*EXERCISE TASK*: Find each line containing the string "身だしなみ". Copy it.

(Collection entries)
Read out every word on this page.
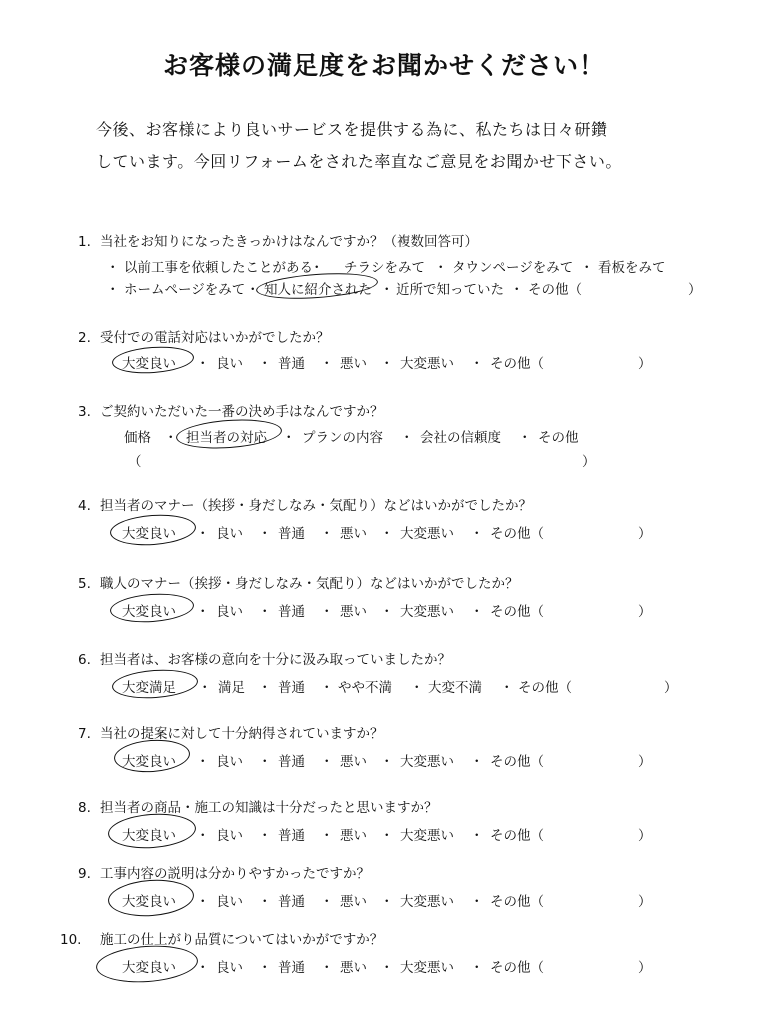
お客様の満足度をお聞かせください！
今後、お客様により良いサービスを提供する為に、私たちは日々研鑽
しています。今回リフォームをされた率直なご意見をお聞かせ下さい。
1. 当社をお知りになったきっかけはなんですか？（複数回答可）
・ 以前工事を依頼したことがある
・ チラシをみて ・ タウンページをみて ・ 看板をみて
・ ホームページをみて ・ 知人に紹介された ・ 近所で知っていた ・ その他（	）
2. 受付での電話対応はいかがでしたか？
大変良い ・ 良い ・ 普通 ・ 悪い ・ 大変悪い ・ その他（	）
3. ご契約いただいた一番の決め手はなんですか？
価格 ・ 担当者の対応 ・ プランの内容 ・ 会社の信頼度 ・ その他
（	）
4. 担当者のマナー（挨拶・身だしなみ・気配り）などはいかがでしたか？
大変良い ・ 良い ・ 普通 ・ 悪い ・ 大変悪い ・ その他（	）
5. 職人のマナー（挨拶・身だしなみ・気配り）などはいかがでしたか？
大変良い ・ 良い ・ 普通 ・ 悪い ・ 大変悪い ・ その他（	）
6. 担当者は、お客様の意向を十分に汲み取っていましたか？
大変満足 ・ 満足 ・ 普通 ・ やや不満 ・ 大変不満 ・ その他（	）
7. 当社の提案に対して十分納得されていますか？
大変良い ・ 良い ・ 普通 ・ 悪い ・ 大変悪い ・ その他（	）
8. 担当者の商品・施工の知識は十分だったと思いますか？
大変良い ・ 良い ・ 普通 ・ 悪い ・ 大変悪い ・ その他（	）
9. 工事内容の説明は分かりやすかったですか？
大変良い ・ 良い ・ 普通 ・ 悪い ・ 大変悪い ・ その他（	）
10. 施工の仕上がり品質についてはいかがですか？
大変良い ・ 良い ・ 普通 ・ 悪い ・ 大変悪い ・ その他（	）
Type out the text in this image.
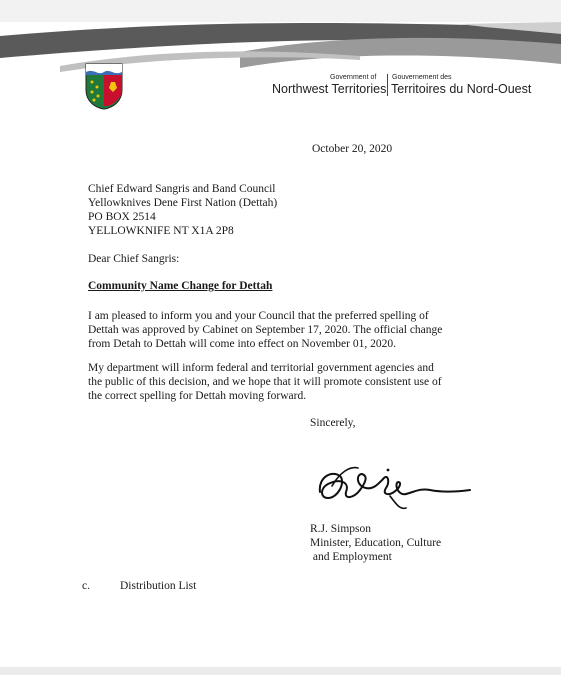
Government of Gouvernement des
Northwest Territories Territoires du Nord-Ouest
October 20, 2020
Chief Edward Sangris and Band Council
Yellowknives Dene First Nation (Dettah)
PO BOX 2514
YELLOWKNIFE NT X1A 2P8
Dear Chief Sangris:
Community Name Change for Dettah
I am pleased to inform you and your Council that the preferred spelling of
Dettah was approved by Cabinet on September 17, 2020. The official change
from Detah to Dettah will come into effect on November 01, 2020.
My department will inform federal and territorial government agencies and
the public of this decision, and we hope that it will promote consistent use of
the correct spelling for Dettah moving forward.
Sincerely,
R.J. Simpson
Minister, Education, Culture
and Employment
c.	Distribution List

*FULL SOLUTION*:
4. 担当者のマナー（挨拶・身だしなみ・気配り）などはいかがでしたか？
5. 職人のマナー（挨拶・身だしなみ・気配り）などはいかがでしたか？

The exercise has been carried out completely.